**Provided records:**
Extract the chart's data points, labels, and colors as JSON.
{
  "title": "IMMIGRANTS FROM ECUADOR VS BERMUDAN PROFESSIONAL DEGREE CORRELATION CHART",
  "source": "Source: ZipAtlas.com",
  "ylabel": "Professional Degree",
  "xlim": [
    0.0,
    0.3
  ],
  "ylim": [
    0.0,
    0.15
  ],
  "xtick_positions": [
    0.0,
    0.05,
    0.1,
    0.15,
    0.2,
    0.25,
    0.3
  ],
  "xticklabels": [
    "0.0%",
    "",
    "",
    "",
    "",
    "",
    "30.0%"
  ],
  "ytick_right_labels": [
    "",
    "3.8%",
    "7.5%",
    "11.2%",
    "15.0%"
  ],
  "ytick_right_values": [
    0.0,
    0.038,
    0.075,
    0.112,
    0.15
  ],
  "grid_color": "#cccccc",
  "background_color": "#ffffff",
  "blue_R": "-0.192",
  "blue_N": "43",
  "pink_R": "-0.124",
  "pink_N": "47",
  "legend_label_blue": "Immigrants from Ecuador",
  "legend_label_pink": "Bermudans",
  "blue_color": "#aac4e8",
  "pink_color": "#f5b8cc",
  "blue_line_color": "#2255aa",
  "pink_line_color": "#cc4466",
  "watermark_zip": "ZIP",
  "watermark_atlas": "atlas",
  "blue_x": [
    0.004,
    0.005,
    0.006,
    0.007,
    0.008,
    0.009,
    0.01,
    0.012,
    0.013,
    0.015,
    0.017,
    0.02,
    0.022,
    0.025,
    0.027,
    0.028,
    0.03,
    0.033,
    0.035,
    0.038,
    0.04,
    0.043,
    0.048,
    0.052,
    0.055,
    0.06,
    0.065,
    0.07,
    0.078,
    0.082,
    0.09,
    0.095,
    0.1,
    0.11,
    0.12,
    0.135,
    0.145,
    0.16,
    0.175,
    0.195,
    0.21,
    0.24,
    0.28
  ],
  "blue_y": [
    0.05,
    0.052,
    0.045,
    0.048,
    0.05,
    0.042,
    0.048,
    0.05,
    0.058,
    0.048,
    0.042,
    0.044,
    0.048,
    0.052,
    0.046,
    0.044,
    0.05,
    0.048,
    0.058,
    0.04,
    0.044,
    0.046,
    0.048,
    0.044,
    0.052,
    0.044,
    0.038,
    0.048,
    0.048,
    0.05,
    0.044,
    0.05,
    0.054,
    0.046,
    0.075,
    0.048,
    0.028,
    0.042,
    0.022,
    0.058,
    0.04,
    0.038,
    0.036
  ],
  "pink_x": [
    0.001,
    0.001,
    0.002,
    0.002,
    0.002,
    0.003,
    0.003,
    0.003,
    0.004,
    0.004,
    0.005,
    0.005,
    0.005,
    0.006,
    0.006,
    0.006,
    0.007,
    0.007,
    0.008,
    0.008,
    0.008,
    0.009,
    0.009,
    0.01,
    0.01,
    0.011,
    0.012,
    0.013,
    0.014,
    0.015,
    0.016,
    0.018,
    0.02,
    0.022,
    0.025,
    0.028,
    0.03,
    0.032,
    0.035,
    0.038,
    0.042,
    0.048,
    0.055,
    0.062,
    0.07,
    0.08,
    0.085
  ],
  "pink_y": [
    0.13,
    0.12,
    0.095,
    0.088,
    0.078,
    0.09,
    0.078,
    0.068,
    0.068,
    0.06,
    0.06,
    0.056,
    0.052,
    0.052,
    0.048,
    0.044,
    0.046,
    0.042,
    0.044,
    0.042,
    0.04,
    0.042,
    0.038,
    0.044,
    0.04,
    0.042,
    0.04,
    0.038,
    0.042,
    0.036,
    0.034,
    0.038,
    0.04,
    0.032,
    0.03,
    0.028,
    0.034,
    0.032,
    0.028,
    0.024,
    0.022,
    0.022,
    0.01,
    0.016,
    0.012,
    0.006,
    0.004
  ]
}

**Directions for this task:** Your task is to reproduce the whole listing exactly.

**Complete answer:**
Extract the chart's data points, labels, and colors as JSON.
{
  "title": "IMMIGRANTS FROM ECUADOR VS BERMUDAN PROFESSIONAL DEGREE CORRELATION CHART",
  "source": "Source: ZipAtlas.com",
  "ylabel": "Professional Degree",
  "xlim": [
    0.0,
    0.3
  ],
  "ylim": [
    0.0,
    0.15
  ],
  "xtick_positions": [
    0.0,
    0.05,
    0.1,
    0.15,
    0.2,
    0.25,
    0.3
  ],
  "xticklabels": [
    "0.0%",
    "",
    "",
    "",
    "",
    "",
    "30.0%"
  ],
  "ytick_right_labels": [
    "",
    "3.8%",
    "7.5%",
    "11.2%",
    "15.0%"
  ],
  "ytick_right_values": [
    0.0,
    0.038,
    0.075,
    0.112,
    0.15
  ],
  "grid_color": "#cccccc",
  "background_color": "#ffffff",
  "blue_R": "-0.192",
  "blue_N": "43",
  "pink_R": "-0.124",
  "pink_N": "47",
  "legend_label_blue": "Immigrants from Ecuador",
  "legend_label_pink": "Bermudans",
  "blue_color": "#aac4e8",
  "pink_color": "#f5b8cc",
  "blue_line_color": "#2255aa",
  "pink_line_color": "#cc4466",
  "watermark_zip": "ZIP",
  "watermark_atlas": "atlas",
  "blue_x": [
    0.004,
    0.005,
    0.006,
    0.007,
    0.008,
    0.009,
    0.01,
    0.012,
    0.013,
    0.015,
    0.017,
    0.02,
    0.022,
    0.025,
    0.027,
    0.028,
    0.03,
    0.033,
    0.035,
    0.038,
    0.04,
    0.043,
    0.048,
    0.052,
    0.055,
    0.06,
    0.065,
    0.07,
    0.078,
    0.082,
    0.09,
    0.095,
    0.1,
    0.11,
    0.12,
    0.135,
    0.145,
    0.16,
    0.175,
    0.195,
    0.21,
    0.24,
    0.28
  ],
  "blue_y": [
    0.05,
    0.052,
    0.045,
    0.048,
    0.05,
    0.042,
    0.048,
    0.05,
    0.058,
    0.048,
    0.042,
    0.044,
    0.048,
    0.052,
    0.046,
    0.044,
    0.05,
    0.048,
    0.058,
    0.04,
    0.044,
    0.046,
    0.048,
    0.044,
    0.052,
    0.044,
    0.038,
    0.048,
    0.048,
    0.05,
    0.044,
    0.05,
    0.054,
    0.046,
    0.075,
    0.048,
    0.028,
    0.042,
    0.022,
    0.058,
    0.04,
    0.038,
    0.036
  ],
  "pink_x": [
    0.001,
    0.001,
    0.002,
    0.002,
    0.002,
    0.003,
    0.003,
    0.003,
    0.004,
    0.004,
    0.005,
    0.005,
    0.005,
    0.006,
    0.006,
    0.006,
    0.007,
    0.007,
    0.008,
    0.008,
    0.008,
    0.009,
    0.009,
    0.01,
    0.01,
    0.011,
    0.012,
    0.013,
    0.014,
    0.015,
    0.016,
    0.018,
    0.02,
    0.022,
    0.025,
    0.028,
    0.03,
    0.032,
    0.035,
    0.038,
    0.042,
    0.048,
    0.055,
    0.062,
    0.07,
    0.08,
    0.085
  ],
  "pink_y": [
    0.13,
    0.12,
    0.095,
    0.088,
    0.078,
    0.09,
    0.078,
    0.068,
    0.068,
    0.06,
    0.06,
    0.056,
    0.052,
    0.052,
    0.048,
    0.044,
    0.046,
    0.042,
    0.044,
    0.042,
    0.04,
    0.042,
    0.038,
    0.044,
    0.04,
    0.042,
    0.04,
    0.038,
    0.042,
    0.036,
    0.034,
    0.038,
    0.04,
    0.032,
    0.03,
    0.028,
    0.034,
    0.032,
    0.028,
    0.024,
    0.022,
    0.022,
    0.01,
    0.016,
    0.012,
    0.006,
    0.004
  ]
}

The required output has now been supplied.